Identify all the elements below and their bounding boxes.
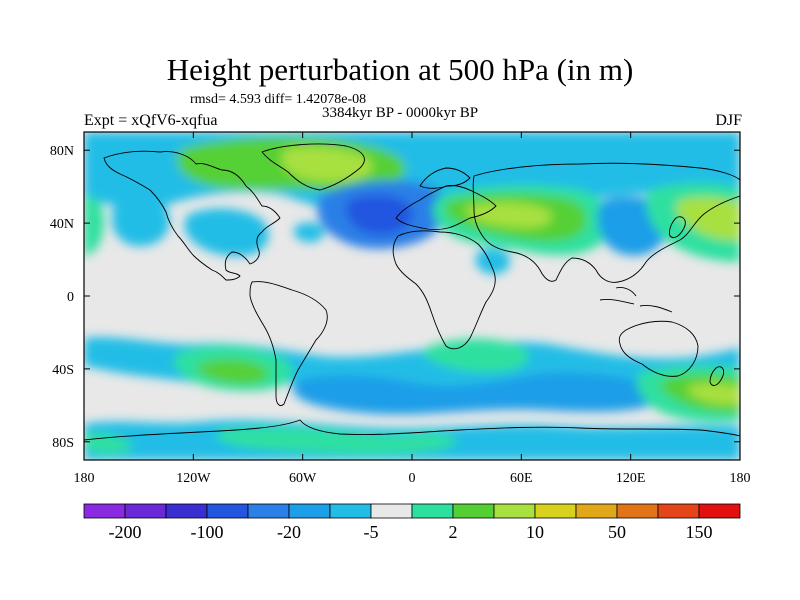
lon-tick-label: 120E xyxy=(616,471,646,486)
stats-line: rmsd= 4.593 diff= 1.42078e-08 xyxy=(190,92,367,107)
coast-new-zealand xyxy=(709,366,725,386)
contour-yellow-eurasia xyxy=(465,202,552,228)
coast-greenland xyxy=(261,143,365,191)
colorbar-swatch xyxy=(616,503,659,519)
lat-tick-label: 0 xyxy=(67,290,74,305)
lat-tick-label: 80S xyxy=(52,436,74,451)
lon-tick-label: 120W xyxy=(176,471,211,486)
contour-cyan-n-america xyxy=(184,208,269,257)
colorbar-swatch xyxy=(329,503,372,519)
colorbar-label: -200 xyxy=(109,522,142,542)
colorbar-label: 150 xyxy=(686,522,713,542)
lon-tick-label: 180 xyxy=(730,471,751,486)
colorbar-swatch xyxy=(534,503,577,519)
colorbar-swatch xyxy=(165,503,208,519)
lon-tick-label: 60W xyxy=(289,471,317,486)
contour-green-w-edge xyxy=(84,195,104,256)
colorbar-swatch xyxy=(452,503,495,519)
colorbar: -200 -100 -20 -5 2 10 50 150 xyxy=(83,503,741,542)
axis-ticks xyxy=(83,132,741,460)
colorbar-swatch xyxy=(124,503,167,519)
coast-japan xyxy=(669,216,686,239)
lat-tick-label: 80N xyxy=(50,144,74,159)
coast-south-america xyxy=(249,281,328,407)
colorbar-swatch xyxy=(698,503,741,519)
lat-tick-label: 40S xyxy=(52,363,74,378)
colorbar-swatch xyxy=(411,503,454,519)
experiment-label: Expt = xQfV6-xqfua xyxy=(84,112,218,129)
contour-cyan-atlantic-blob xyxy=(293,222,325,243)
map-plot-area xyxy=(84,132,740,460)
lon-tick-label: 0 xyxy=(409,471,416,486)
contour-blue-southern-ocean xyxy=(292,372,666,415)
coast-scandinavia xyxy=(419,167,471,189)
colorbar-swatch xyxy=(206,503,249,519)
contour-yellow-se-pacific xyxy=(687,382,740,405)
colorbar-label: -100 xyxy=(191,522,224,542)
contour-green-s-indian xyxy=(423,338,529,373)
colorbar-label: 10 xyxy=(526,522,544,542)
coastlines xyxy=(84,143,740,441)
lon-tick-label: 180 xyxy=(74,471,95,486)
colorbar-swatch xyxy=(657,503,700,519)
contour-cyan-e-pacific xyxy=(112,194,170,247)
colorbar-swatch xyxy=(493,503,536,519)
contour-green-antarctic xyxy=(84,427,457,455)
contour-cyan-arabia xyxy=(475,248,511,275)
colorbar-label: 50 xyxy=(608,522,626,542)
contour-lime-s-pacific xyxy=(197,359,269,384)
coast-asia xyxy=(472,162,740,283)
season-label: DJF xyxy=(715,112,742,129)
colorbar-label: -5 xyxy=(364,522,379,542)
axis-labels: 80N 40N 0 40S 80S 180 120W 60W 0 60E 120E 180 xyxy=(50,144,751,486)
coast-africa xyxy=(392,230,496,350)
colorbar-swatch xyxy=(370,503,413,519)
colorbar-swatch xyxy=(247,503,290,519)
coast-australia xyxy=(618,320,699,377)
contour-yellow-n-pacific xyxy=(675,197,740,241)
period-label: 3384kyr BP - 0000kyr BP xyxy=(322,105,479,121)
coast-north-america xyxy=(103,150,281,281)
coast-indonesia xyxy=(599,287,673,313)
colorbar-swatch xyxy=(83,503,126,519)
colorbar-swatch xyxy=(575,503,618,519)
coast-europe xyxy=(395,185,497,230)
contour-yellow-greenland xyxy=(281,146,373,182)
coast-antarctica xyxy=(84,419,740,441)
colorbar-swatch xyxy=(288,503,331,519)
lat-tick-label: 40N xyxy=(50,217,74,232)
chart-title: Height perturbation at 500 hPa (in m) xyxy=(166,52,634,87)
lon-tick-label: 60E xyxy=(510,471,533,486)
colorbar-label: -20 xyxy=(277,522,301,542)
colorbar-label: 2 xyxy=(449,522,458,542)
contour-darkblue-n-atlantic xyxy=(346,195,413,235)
□ □ □ □ □ □ □
TO BE DONE – Update everything in the listing from the line containing "lon-tick-label: 120E xyxy=(616,471,646,486)" down to the line containing "colorbar-label: -5 xyxy=(364,522,379,542)" by changing "colorbar-swatch" to "legend-swatch" and keeping everything else the same. Return only those lines.

FULL ANSWER –
lon-tick-label: 120E xyxy=(616,471,646,486)
stats-line: rmsd= 4.593 diff= 1.42078e-08 xyxy=(190,92,367,107)
coast-new-zealand xyxy=(709,366,725,386)
contour-yellow-eurasia xyxy=(465,202,552,228)
coast-greenland xyxy=(261,143,365,191)
legend-swatch xyxy=(616,503,659,519)
lat-tick-label: 0 xyxy=(67,290,74,305)
lat-tick-label: 80S xyxy=(52,436,74,451)
lon-tick-label: 120W xyxy=(176,471,211,486)
contour-cyan-n-america xyxy=(184,208,269,257)
legend-swatch xyxy=(329,503,372,519)
colorbar-label: -200 xyxy=(109,522,142,542)
colorbar-label: 150 xyxy=(686,522,713,542)
lon-tick-label: 180 xyxy=(730,471,751,486)
legend-swatch xyxy=(534,503,577,519)
legend-swatch xyxy=(165,503,208,519)
lon-tick-label: 60W xyxy=(289,471,317,486)
contour-green-w-edge xyxy=(84,195,104,256)
legend-swatch xyxy=(452,503,495,519)
colorbar: -200 -100 -20 -5 2 10 50 150 xyxy=(83,503,741,542)
axis-ticks xyxy=(83,132,741,460)
legend-swatch xyxy=(124,503,167,519)
coast-japan xyxy=(669,216,686,239)
lat-tick-label: 80N xyxy=(50,144,74,159)
coast-south-america xyxy=(249,281,328,407)
legend-swatch xyxy=(698,503,741,519)
lat-tick-label: 40S xyxy=(52,363,74,378)
legend-swatch xyxy=(411,503,454,519)
experiment-label: Expt = xQfV6-xqfua xyxy=(84,112,218,129)
contour-cyan-atlantic-blob xyxy=(293,222,325,243)
map-plot-area xyxy=(84,132,740,460)
lon-tick-label: 0 xyxy=(409,471,416,486)
contour-blue-southern-ocean xyxy=(292,372,666,415)
coast-scandinavia xyxy=(419,167,471,189)
legend-swatch xyxy=(206,503,249,519)
contour-yellow-se-pacific xyxy=(687,382,740,405)
colorbar-label: -100 xyxy=(191,522,224,542)
contour-green-s-indian xyxy=(423,338,529,373)
colorbar-label: 10 xyxy=(526,522,544,542)
coastlines xyxy=(84,143,740,441)
lon-tick-label: 180 xyxy=(74,471,95,486)
legend-swatch xyxy=(657,503,700,519)
contour-cyan-e-pacific xyxy=(112,194,170,247)
legend-swatch xyxy=(493,503,536,519)
contour-green-antarctic xyxy=(84,427,457,455)
contour-cyan-arabia xyxy=(475,248,511,275)
colorbar-label: 50 xyxy=(608,522,626,542)
contour-lime-s-pacific xyxy=(197,359,269,384)
coast-asia xyxy=(472,162,740,283)
season-label: DJF xyxy=(715,112,742,129)
colorbar-label: -5 xyxy=(364,522,379,542)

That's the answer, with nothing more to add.